● WHAT IS NEEDED:
Work through the listing below and count the lines that hold "Show". Answer with the number alone.

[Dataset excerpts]
------------------------------------------------------------

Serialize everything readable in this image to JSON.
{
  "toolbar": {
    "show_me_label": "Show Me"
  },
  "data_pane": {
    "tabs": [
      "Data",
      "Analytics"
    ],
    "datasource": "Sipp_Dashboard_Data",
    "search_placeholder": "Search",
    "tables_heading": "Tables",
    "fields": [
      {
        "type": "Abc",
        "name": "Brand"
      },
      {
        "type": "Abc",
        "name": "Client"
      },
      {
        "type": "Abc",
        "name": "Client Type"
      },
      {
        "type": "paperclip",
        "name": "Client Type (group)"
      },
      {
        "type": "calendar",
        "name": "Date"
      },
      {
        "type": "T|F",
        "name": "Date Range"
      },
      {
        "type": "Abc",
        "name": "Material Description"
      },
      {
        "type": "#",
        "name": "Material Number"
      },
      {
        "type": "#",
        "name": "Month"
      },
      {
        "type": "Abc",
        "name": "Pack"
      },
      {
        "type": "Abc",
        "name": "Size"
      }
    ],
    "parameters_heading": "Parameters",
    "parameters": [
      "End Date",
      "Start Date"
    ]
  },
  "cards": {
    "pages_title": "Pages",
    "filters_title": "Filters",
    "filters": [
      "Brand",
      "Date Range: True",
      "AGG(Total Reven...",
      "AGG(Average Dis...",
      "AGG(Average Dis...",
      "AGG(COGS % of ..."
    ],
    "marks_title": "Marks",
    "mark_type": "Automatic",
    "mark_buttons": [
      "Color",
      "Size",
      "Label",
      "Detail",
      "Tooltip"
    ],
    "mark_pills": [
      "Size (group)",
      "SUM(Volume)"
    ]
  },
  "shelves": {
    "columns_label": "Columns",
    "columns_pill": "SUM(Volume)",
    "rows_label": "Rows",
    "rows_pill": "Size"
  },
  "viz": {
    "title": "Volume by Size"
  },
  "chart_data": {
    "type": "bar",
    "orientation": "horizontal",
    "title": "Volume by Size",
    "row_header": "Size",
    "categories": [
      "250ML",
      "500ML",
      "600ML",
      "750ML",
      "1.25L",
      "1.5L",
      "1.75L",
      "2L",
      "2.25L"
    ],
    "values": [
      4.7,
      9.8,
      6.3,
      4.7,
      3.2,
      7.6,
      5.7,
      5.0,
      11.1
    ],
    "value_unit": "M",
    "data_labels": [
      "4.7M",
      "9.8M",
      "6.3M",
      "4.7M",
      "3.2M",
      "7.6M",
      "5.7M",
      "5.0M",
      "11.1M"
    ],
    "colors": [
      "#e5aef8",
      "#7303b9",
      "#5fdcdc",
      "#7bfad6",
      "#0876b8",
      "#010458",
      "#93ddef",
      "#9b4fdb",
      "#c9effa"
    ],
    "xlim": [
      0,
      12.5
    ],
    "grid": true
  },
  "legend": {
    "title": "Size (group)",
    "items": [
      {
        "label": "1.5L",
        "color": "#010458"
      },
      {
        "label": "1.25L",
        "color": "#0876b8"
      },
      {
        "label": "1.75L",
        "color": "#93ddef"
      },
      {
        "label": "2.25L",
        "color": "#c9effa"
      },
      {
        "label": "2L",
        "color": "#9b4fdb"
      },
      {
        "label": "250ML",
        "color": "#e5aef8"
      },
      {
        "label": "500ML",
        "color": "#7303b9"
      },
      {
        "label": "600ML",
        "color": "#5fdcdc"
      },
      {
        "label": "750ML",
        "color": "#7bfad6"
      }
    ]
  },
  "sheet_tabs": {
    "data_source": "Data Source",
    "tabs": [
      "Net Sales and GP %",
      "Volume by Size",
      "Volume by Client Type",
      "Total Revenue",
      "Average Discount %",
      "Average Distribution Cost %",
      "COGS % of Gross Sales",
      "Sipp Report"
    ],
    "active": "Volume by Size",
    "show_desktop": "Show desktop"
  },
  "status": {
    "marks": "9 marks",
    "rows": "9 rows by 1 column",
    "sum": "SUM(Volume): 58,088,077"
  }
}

------------------------------------------------------------

● TASK RESULT:
2